[Saved data entries]
※

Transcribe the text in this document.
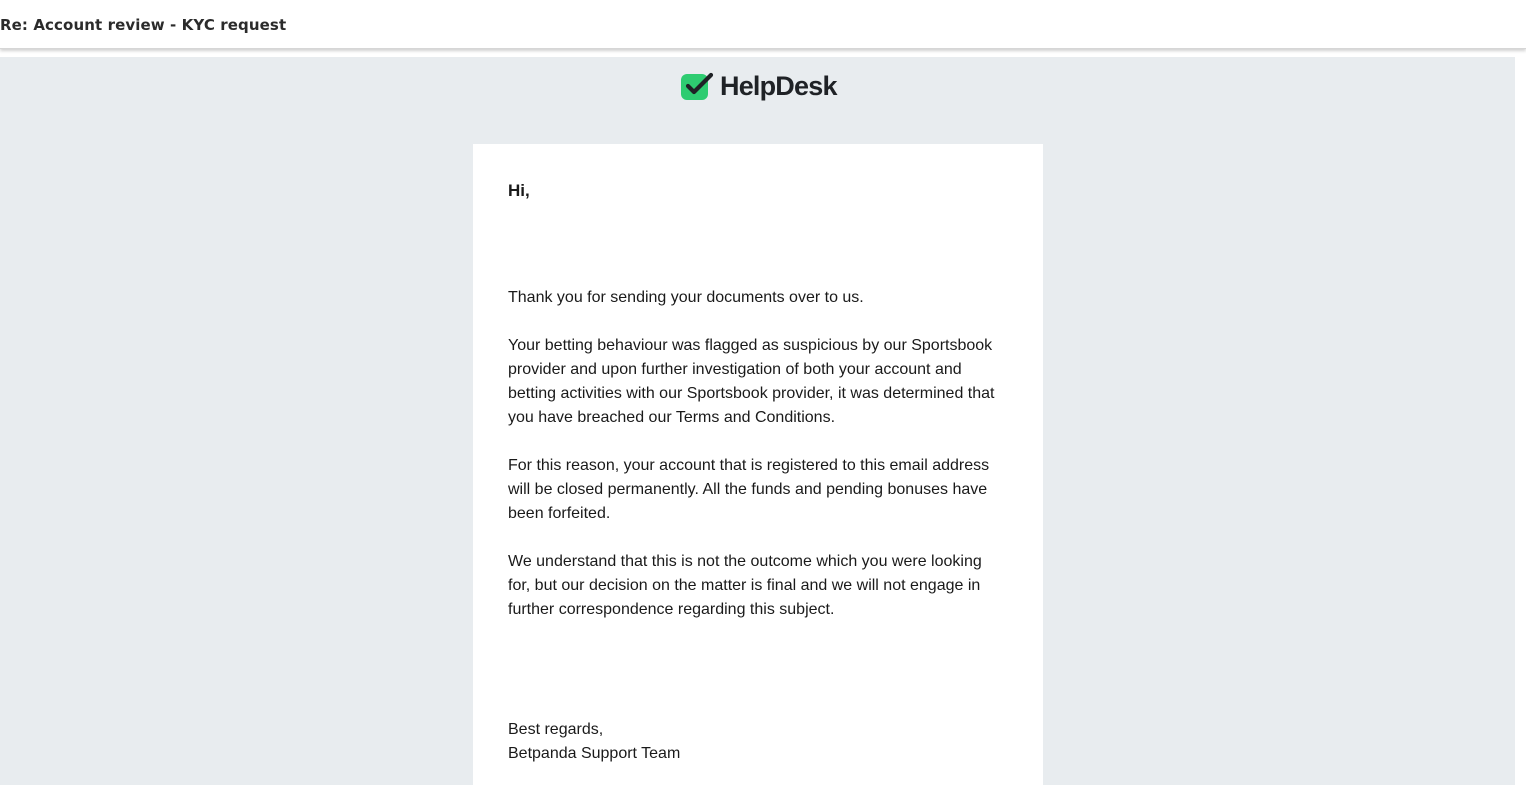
Re: Account review - KYC request
HelpDesk

Hi,

Thank you for sending your documents over to us.

Your betting behaviour was flagged as suspicious by our Sportsbook provider and upon further investigation of both your account and betting activities with our Sportsbook provider, it was determined that you have breached our Terms and Conditions.

For this reason, your account that is registered to this email address will be closed permanently. All the funds and pending bonuses have been forfeited.

We understand that this is not the outcome which you were looking for, but our decision on the matter is final and we will not engage in further correspondence regarding this subject.

Best regards,

Betpanda Support Team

※

## Task description
Leave out all pictures, then copy the remaining material exactly.

## Solution
Transcribe the text in this document.
Re: Account review - KYC request
HelpDesk

Hi,

Thank you for sending your documents over to us.

Your betting behaviour was flagged as suspicious by our Sportsbook provider and upon further investigation of both your account and betting activities with our Sportsbook provider, it was determined that you have breached our Terms and Conditions.

For this reason, your account that is registered to this email address will be closed permanently. All the funds and pending bonuses have been forfeited.

We understand that this is not the outcome which you were looking for, but our decision on the matter is final and we will not engage in further correspondence regarding this subject.

Best regards,

Betpanda Support Team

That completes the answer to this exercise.